▶ Instructions to follow: Across the entries below, count the lines in which the word "this" occurs. Reply with the count alone.
#### Data provided
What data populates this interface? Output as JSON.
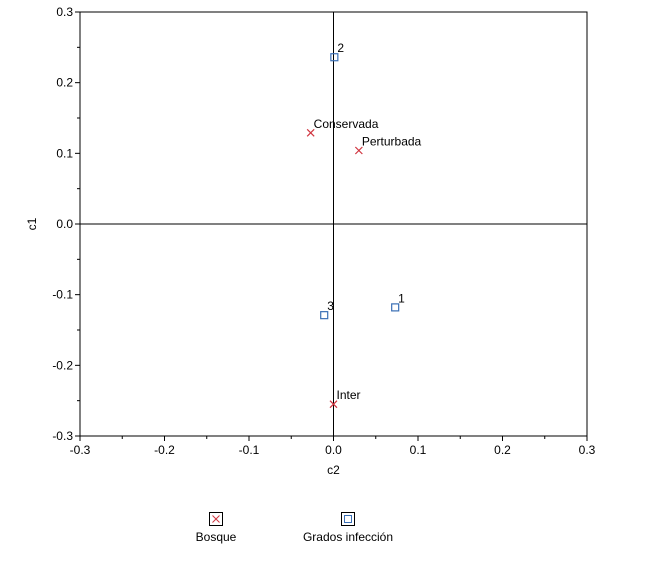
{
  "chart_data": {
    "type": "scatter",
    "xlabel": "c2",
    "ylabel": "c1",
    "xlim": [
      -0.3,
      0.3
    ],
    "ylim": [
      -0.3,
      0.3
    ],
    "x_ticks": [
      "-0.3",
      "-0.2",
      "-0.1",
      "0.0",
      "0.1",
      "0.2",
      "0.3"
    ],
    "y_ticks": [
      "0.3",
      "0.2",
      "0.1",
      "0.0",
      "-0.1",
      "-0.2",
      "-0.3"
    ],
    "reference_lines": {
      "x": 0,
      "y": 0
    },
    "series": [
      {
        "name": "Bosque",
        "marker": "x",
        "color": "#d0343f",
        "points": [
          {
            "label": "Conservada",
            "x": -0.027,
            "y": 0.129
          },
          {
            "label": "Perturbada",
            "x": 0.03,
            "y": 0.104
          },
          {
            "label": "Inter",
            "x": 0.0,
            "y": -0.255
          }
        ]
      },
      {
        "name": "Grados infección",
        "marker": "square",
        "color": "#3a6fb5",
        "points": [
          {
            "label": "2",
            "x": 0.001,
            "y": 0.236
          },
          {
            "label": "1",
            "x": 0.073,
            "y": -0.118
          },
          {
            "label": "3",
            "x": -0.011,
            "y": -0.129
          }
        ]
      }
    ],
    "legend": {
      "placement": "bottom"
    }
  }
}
########
#### Data provided
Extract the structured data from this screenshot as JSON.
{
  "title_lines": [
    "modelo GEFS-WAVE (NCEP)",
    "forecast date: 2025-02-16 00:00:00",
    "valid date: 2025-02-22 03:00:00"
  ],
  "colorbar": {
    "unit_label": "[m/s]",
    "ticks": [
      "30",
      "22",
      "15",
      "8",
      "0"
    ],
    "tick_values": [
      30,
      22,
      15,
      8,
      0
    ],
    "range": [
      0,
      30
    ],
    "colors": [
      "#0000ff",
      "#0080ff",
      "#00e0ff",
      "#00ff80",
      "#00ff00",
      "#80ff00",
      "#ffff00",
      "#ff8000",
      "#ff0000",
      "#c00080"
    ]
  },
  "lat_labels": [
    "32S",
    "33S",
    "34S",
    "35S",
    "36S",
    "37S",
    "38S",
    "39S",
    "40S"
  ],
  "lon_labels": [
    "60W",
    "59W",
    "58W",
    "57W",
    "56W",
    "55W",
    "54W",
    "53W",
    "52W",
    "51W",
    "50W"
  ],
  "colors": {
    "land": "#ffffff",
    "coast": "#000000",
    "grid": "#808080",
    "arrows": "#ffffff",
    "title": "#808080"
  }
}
########
▶ Task result: 2